# Records about charts and figures
######
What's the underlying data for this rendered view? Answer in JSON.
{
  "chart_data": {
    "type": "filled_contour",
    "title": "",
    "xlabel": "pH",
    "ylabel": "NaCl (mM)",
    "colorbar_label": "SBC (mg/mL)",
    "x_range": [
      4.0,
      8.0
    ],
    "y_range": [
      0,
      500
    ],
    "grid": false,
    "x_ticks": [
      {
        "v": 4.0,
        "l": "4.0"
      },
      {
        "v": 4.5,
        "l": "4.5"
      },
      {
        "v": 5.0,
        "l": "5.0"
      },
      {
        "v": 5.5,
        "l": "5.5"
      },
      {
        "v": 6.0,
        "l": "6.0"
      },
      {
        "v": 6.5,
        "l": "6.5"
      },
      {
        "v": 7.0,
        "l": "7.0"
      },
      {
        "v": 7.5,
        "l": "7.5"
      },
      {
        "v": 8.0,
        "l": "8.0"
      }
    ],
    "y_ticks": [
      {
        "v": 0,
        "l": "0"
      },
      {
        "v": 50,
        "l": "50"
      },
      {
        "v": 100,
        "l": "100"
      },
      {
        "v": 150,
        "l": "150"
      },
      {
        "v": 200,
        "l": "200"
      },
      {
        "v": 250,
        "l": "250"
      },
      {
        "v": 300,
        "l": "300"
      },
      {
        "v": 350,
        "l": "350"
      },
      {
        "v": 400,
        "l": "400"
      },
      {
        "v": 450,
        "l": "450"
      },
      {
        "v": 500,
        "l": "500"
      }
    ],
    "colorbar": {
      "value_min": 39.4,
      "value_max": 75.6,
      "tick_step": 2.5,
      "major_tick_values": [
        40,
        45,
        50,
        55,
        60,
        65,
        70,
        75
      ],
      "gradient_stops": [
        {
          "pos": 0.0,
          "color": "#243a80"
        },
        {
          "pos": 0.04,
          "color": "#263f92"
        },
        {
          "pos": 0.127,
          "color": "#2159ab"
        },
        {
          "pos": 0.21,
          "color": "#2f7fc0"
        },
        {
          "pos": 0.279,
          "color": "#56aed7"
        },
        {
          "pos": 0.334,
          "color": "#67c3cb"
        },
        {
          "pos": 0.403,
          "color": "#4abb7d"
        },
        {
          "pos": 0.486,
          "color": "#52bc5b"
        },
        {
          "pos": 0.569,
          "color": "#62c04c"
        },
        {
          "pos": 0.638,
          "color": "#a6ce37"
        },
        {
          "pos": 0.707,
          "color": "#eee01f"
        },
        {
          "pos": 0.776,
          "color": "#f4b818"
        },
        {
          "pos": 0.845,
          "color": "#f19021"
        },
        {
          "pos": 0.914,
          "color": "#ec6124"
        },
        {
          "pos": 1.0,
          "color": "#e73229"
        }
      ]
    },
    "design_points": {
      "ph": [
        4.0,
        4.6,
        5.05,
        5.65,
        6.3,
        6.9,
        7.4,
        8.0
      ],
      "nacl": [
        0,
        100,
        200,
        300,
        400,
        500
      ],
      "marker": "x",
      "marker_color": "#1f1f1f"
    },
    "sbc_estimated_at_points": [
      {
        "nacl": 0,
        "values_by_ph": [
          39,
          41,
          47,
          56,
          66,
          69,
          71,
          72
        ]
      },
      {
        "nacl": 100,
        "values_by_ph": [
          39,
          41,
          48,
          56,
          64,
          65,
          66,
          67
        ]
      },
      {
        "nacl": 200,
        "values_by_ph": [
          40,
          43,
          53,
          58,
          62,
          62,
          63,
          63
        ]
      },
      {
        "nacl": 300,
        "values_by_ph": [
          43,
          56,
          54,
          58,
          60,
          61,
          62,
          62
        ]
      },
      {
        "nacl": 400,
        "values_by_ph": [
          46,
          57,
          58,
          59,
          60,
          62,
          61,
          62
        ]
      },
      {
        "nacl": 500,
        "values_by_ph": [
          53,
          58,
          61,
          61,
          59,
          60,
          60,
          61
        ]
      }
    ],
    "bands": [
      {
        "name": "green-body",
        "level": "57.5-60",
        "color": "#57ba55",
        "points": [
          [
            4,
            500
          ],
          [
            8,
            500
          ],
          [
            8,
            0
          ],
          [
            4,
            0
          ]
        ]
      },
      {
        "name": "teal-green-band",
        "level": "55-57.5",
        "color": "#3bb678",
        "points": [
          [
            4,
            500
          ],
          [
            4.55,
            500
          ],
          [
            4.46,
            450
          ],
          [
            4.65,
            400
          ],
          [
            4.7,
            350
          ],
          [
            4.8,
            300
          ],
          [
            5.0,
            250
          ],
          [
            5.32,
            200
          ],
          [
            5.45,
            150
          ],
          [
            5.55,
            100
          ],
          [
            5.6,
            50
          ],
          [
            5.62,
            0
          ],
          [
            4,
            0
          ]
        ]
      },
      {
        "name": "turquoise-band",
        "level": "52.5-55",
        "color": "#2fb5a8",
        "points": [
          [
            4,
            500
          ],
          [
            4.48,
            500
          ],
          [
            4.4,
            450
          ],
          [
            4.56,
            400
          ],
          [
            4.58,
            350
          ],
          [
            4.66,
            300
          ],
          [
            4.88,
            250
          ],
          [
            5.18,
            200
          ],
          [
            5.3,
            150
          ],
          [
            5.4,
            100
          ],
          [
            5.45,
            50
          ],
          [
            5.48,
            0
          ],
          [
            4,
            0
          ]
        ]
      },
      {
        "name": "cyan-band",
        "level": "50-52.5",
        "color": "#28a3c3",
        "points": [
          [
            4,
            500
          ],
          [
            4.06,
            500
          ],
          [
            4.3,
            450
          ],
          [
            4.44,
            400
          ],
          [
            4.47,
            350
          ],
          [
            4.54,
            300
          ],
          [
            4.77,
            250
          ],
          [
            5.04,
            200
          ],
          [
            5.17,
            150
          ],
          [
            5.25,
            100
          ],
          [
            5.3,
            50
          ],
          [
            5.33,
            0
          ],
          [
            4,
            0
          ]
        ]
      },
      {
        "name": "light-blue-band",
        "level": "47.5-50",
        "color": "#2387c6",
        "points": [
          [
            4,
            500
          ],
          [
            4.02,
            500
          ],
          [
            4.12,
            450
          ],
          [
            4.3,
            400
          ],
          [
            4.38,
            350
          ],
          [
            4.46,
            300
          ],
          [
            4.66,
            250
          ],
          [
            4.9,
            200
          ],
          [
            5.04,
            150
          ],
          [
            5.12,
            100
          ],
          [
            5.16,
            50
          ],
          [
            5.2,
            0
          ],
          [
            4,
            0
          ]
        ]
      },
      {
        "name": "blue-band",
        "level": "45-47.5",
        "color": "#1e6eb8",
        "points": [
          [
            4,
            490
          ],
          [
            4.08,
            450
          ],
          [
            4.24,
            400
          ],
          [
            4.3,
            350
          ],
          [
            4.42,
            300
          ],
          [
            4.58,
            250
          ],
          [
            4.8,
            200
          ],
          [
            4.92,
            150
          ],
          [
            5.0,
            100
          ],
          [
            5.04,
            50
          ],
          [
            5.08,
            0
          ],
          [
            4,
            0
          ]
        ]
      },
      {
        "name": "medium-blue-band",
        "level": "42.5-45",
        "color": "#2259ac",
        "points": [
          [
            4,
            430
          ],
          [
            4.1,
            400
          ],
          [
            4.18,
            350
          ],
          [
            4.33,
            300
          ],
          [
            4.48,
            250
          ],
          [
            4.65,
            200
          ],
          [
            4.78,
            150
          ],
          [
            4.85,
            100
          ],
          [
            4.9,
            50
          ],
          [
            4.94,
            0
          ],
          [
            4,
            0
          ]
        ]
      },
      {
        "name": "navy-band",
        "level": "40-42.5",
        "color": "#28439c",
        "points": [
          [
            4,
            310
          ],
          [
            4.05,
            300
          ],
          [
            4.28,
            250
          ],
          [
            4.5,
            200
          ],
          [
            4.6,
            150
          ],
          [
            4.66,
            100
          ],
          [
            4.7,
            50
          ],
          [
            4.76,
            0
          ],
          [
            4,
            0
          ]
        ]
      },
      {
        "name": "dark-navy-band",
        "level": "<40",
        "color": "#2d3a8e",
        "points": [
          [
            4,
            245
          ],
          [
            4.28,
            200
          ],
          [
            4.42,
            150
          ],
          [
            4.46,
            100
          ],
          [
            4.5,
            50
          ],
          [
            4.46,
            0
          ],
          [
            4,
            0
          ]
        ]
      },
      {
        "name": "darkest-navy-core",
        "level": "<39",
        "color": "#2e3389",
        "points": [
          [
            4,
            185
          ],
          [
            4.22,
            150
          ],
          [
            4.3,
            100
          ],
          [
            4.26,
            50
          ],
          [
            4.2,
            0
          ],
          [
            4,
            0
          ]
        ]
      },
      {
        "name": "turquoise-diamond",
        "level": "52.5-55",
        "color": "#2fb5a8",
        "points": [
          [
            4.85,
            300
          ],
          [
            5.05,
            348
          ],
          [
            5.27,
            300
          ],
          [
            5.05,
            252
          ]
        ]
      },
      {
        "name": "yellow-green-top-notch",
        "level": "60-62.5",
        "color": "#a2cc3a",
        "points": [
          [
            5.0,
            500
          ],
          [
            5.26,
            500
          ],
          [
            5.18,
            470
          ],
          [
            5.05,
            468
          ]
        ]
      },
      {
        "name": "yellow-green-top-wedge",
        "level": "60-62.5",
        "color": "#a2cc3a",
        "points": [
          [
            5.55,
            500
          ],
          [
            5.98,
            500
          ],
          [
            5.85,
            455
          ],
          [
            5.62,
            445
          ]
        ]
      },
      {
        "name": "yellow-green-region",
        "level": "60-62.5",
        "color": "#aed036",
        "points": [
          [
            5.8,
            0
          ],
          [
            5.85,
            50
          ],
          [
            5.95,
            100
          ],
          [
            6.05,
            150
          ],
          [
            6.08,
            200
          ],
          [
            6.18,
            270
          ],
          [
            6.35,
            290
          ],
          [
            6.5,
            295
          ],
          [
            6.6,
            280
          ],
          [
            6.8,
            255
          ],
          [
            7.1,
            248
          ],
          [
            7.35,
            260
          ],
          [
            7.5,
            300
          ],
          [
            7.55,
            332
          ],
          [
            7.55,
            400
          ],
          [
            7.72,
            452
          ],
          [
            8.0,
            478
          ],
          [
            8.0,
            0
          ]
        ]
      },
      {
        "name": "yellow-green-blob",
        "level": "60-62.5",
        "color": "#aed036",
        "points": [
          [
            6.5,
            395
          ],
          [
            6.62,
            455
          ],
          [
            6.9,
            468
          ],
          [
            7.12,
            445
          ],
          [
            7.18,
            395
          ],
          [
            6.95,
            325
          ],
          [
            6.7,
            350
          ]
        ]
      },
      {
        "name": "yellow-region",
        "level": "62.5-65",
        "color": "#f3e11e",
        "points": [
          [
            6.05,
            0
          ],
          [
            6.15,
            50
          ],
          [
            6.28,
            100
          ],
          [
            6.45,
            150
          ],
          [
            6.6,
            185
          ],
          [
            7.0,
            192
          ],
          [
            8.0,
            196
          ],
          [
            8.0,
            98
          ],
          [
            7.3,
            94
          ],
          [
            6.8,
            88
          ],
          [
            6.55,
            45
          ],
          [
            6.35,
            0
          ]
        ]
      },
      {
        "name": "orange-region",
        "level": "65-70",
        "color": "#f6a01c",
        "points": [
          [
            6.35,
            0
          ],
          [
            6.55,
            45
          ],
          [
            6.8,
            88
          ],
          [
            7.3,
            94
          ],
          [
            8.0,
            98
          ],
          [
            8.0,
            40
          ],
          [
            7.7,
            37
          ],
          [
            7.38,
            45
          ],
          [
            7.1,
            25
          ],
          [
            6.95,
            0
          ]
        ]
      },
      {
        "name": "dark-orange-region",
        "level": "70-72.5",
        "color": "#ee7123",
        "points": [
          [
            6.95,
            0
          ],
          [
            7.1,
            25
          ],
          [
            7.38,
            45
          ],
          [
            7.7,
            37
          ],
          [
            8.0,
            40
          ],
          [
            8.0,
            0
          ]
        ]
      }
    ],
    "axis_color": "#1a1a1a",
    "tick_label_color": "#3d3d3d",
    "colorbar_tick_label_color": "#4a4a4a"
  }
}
######
# EXERCISE
List all lines above in which the string "turquoise" appears.

# TASK RESPONSE
        "name": "turquoise-band",
        "name": "turquoise-diamond",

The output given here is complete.